TASK INSTRUCTIONS: Every line that contains the word "axis" should be copied.

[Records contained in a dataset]
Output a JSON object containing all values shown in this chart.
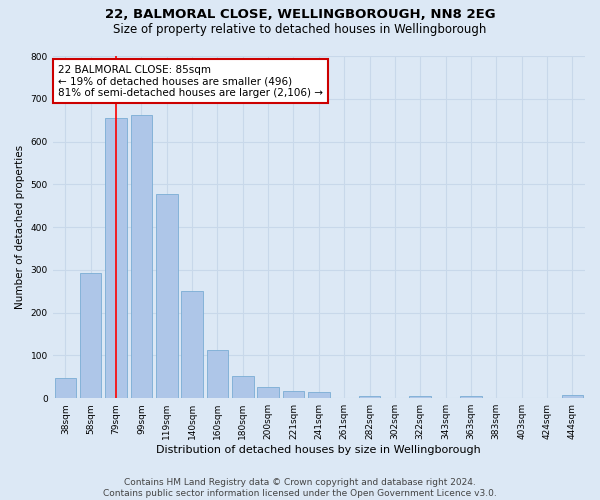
{
  "title1": "22, BALMORAL CLOSE, WELLINGBOROUGH, NN8 2EG",
  "title2": "Size of property relative to detached houses in Wellingborough",
  "xlabel": "Distribution of detached houses by size in Wellingborough",
  "ylabel": "Number of detached properties",
  "categories": [
    "38sqm",
    "58sqm",
    "79sqm",
    "99sqm",
    "119sqm",
    "140sqm",
    "160sqm",
    "180sqm",
    "200sqm",
    "221sqm",
    "241sqm",
    "261sqm",
    "282sqm",
    "302sqm",
    "322sqm",
    "343sqm",
    "363sqm",
    "383sqm",
    "403sqm",
    "424sqm",
    "444sqm"
  ],
  "values": [
    47,
    293,
    655,
    663,
    478,
    250,
    113,
    52,
    27,
    17,
    15,
    0,
    6,
    0,
    5,
    0,
    5,
    0,
    0,
    0,
    7
  ],
  "bar_color": "#aec6e8",
  "bar_edge_color": "#7aadd4",
  "grid_color": "#c8d8ea",
  "background_color": "#dce8f5",
  "annotation_text": "22 BALMORAL CLOSE: 85sqm\n← 19% of detached houses are smaller (496)\n81% of semi-detached houses are larger (2,106) →",
  "vline_x": 2.0,
  "annotation_box_color": "#ffffff",
  "annotation_box_edge": "#cc0000",
  "ylim": [
    0,
    800
  ],
  "yticks": [
    0,
    100,
    200,
    300,
    400,
    500,
    600,
    700,
    800
  ],
  "footer": "Contains HM Land Registry data © Crown copyright and database right 2024.\nContains public sector information licensed under the Open Government Licence v3.0.",
  "title1_fontsize": 9.5,
  "title2_fontsize": 8.5,
  "xlabel_fontsize": 8,
  "ylabel_fontsize": 7.5,
  "tick_fontsize": 6.5,
  "footer_fontsize": 6.5,
  "annotation_fontsize": 7.5
}
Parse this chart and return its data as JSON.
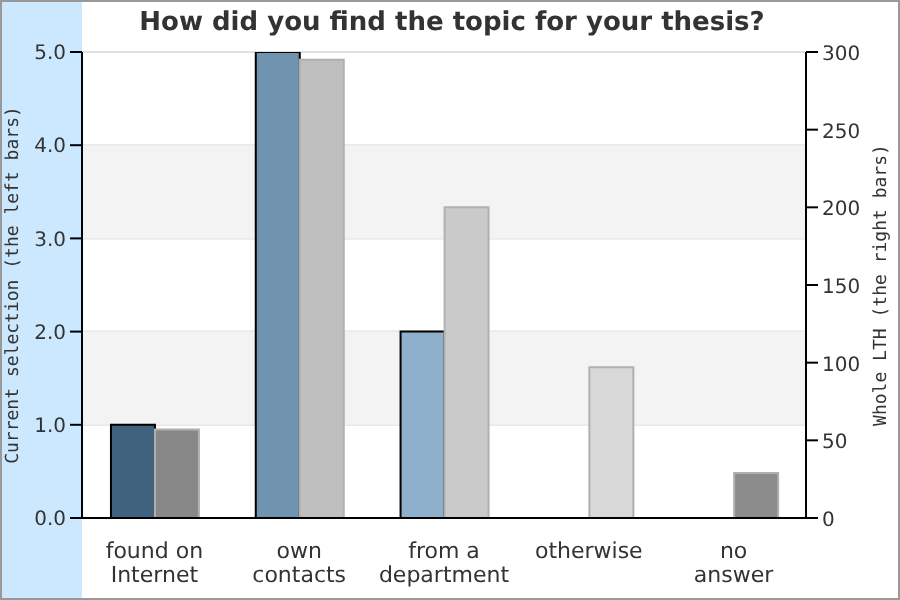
{
  "chart_data": {
    "type": "bar",
    "title": "How did you find the topic for your thesis?",
    "ylabel": "Current selection (the left bars)",
    "y2label": "Whole LTH (the right bars)",
    "categories": [
      "found on Internet",
      "own contacts",
      "from a department",
      "otherwise",
      "no answer"
    ],
    "series": [
      {
        "colors": [
          "#41627e",
          "#7093b0",
          "#8fb0cc",
          "#8fb0cc",
          "#8fb0cc"
        ],
        "values": [
          1,
          5,
          2,
          0,
          0
        ]
      },
      {
        "colors": [
          "#888888",
          "#bfbfbf",
          "#cacaca",
          "#d8d8d8",
          "#8c8c8c"
        ],
        "values": [
          57,
          295,
          200,
          97,
          29
        ],
        "axis": "y2"
      }
    ],
    "ylim": [
      0,
      5
    ],
    "yticks": [
      {
        "value": 0,
        "label": "0.0"
      },
      {
        "value": 1,
        "label": "1.0"
      },
      {
        "value": 2,
        "label": "2.0"
      },
      {
        "value": 3,
        "label": "3.0"
      },
      {
        "value": 4,
        "label": "4.0"
      },
      {
        "value": 5,
        "label": "5.0"
      }
    ],
    "y2lim": [
      0,
      300
    ],
    "y2ticks": [
      0,
      50,
      100,
      150,
      200,
      250,
      300
    ],
    "bands": [
      {
        "axis": "y",
        "from": 1,
        "to": 2,
        "color": "#f3f3f3"
      },
      {
        "axis": "y",
        "from": 3,
        "to": 4,
        "color": "#f3f3f3"
      }
    ],
    "grid": "y",
    "legend": false
  }
}
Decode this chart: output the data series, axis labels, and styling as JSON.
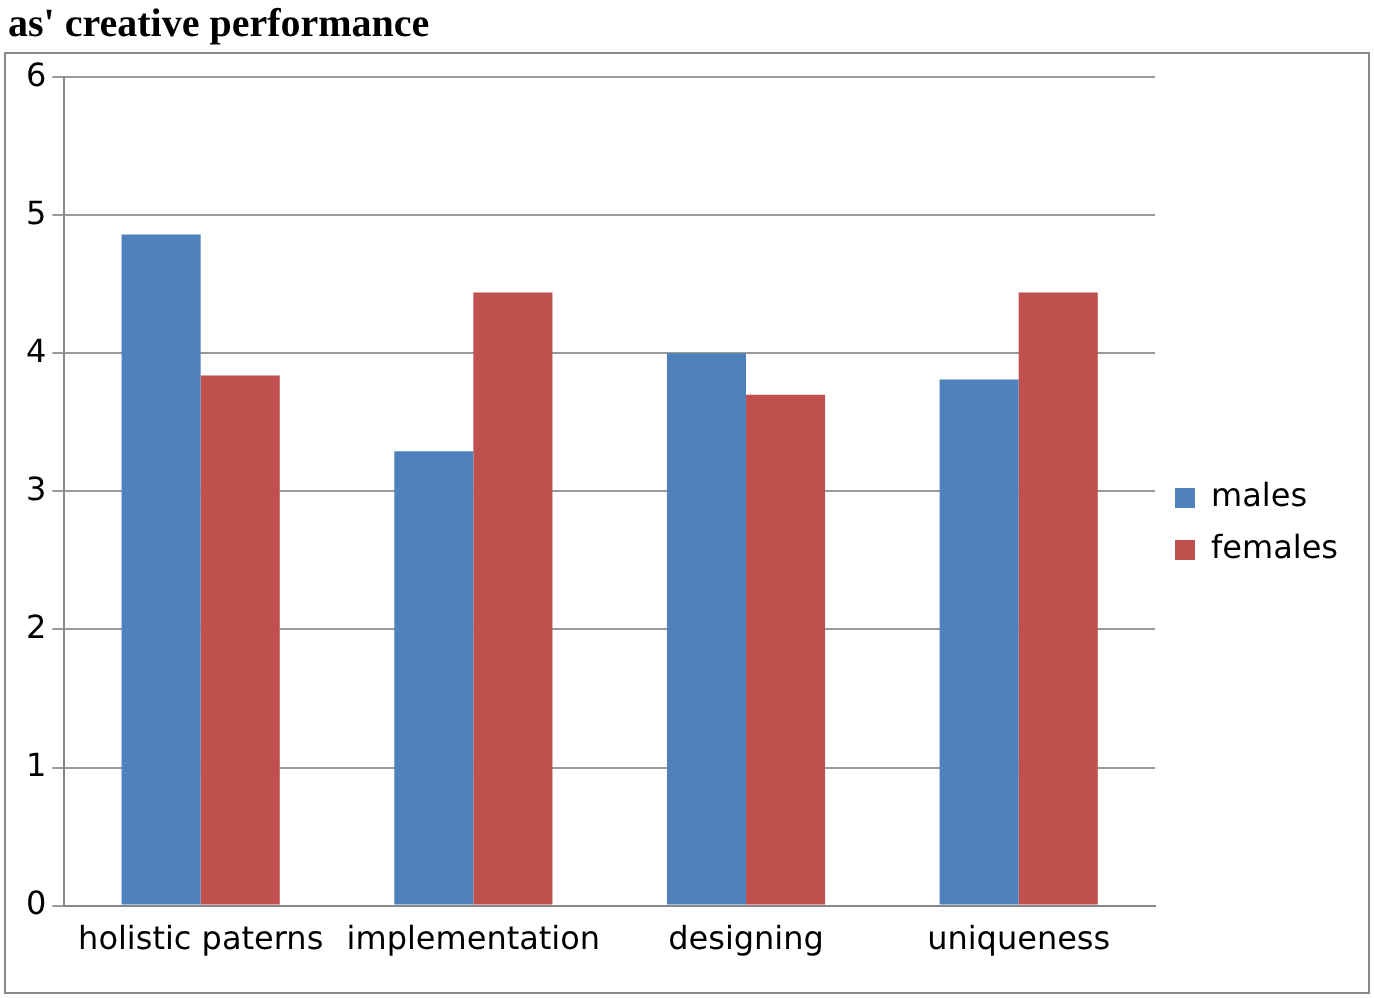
{
  "chart_data": {
    "type": "bar",
    "title": "as' creative performance",
    "categories": [
      "holistic paterns",
      "implementation",
      "designing",
      "uniqueness"
    ],
    "series": [
      {
        "name": "males",
        "color": "#4f81bd",
        "values": [
          4.86,
          3.29,
          4.0,
          3.81
        ]
      },
      {
        "name": "females",
        "color": "#c0504d",
        "values": [
          3.84,
          4.44,
          3.7,
          4.44
        ]
      }
    ],
    "ylim": [
      0,
      6
    ],
    "yticks": [
      0,
      1,
      2,
      3,
      4,
      5,
      6
    ],
    "grid": "y",
    "legend": "right"
  }
}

OUTPUT BELOW:
        "axis": "y2"
        "axis": "y",
        "axis": "y",
Decode this chart: output the data series, axis labels, and styling as JSON.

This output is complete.